• Problem requirements
Give every line of the data again, unchanged, but with no pictures.

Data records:
* * *
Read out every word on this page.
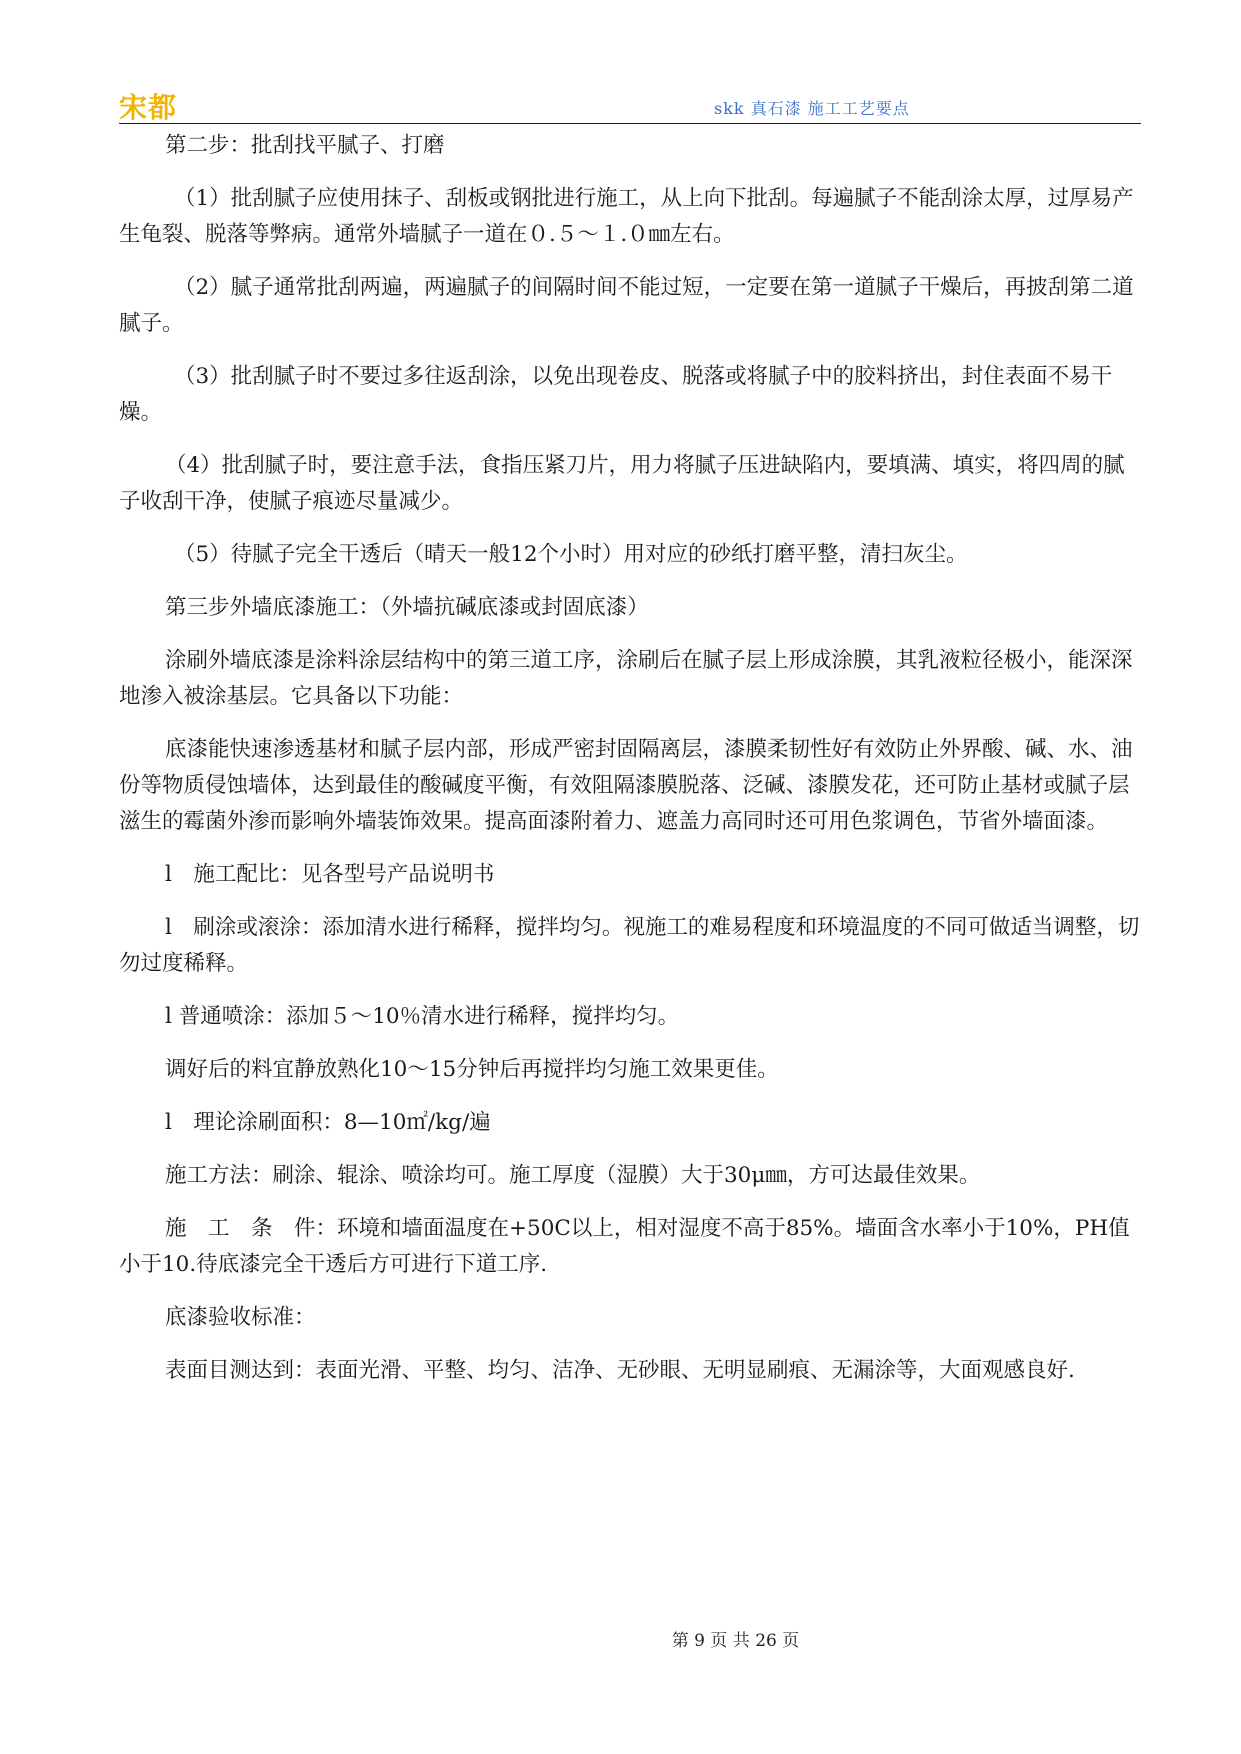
宋都	skk 真石漆 施工工艺要点

第二步：批刮找平腻子、打磨

（1）批刮腻子应使用抹子、刮板或钢批进行施工，从上向下批刮。每遍腻子不能刮涂太厚，过厚易产生龟裂、脱落等弊病。通常外墙腻子一道在０.５～１.０㎜左右。

（2）腻子通常批刮两遍，两遍腻子的间隔时间不能过短，一定要在第一道腻子干燥后，再披刮第二道腻子。

（3）批刮腻子时不要过多往返刮涂，以免出现卷皮、脱落或将腻子中的胶料挤出，封住表面不易干燥。

（4）批刮腻子时，要注意手法，食指压紧刀片，用力将腻子压进缺陷内，要填满、填实，将四周的腻子收刮干净，使腻子痕迹尽量减少。

（5）待腻子完全干透后（晴天一般12个小时）用对应的砂纸打磨平整，清扫灰尘。

第三步外墙底漆施工：（外墙抗碱底漆或封固底漆）

涂刷外墙底漆是涂料涂层结构中的第三道工序，涂刷后在腻子层上形成涂膜，其乳液粒径极小，能深深地渗入被涂基层。它具备以下功能：

底漆能快速渗透基材和腻子层内部，形成严密封固隔离层，漆膜柔韧性好有效防止外界酸、碱、水、油份等物质侵蚀墙体，达到最佳的酸碱度平衡，有效阻隔漆膜脱落、泛碱、漆膜发花，还可防止基材或腻子层滋生的霉菌外渗而影响外墙装饰效果。提高面漆附着力、遮盖力高同时还可用色浆调色，节省外墙面漆。

l　施工配比：见各型号产品说明书

l　刷涂或滚涂：添加清水进行稀释，搅拌均匀。视施工的难易程度和环境温度的不同可做适当调整，切勿过度稀释。

l 普通喷涂：添加５～10％清水进行稀释，搅拌均匀。

调好后的料宜静放熟化10～15分钟后再搅拌均匀施工效果更佳。

l　理论涂刷面积：8—10㎡/kg/遍

施工方法：刷涂、辊涂、喷涂均可。施工厚度（湿膜）大于30μ㎜，方可达最佳效果。

施　工　条　件：环境和墙面温度在+50C以上，相对湿度不高于85%。墙面含水率小于10%，PH值小于10.待底漆完全干透后方可进行下道工序.

底漆验收标准：

表面目测达到：表面光滑、平整、均匀、洁净、无砂眼、无明显刷痕、无漏涂等，大面观感良好.

第 9 页 共 26 页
* * *
• Answer to this problem
Read out every word on this page.
宋都	skk 真石漆 施工工艺要点

第二步：批刮找平腻子、打磨

（1）批刮腻子应使用抹子、刮板或钢批进行施工，从上向下批刮。每遍腻子不能刮涂太厚，过厚易产生龟裂、脱落等弊病。通常外墙腻子一道在０.５～１.０㎜左右。

（2）腻子通常批刮两遍，两遍腻子的间隔时间不能过短，一定要在第一道腻子干燥后，再披刮第二道腻子。

（3）批刮腻子时不要过多往返刮涂，以免出现卷皮、脱落或将腻子中的胶料挤出，封住表面不易干燥。

（4）批刮腻子时，要注意手法，食指压紧刀片，用力将腻子压进缺陷内，要填满、填实，将四周的腻子收刮干净，使腻子痕迹尽量减少。

（5）待腻子完全干透后（晴天一般12个小时）用对应的砂纸打磨平整，清扫灰尘。

第三步外墙底漆施工：（外墙抗碱底漆或封固底漆）

涂刷外墙底漆是涂料涂层结构中的第三道工序，涂刷后在腻子层上形成涂膜，其乳液粒径极小，能深深地渗入被涂基层。它具备以下功能：

底漆能快速渗透基材和腻子层内部，形成严密封固隔离层，漆膜柔韧性好有效防止外界酸、碱、水、油份等物质侵蚀墙体，达到最佳的酸碱度平衡，有效阻隔漆膜脱落、泛碱、漆膜发花，还可防止基材或腻子层滋生的霉菌外渗而影响外墙装饰效果。提高面漆附着力、遮盖力高同时还可用色浆调色，节省外墙面漆。

l　施工配比：见各型号产品说明书

l　刷涂或滚涂：添加清水进行稀释，搅拌均匀。视施工的难易程度和环境温度的不同可做适当调整，切勿过度稀释。

l 普通喷涂：添加５～10％清水进行稀释，搅拌均匀。

调好后的料宜静放熟化10～15分钟后再搅拌均匀施工效果更佳。

l　理论涂刷面积：8—10㎡/kg/遍

施工方法：刷涂、辊涂、喷涂均可。施工厚度（湿膜）大于30μ㎜，方可达最佳效果。

施　工　条　件：环境和墙面温度在+50C以上，相对湿度不高于85%。墙面含水率小于10%，PH值小于10.待底漆完全干透后方可进行下道工序.

底漆验收标准：

表面目测达到：表面光滑、平整、均匀、洁净、无砂眼、无明显刷痕、无漏涂等，大面观感良好.

第 9 页 共 26 页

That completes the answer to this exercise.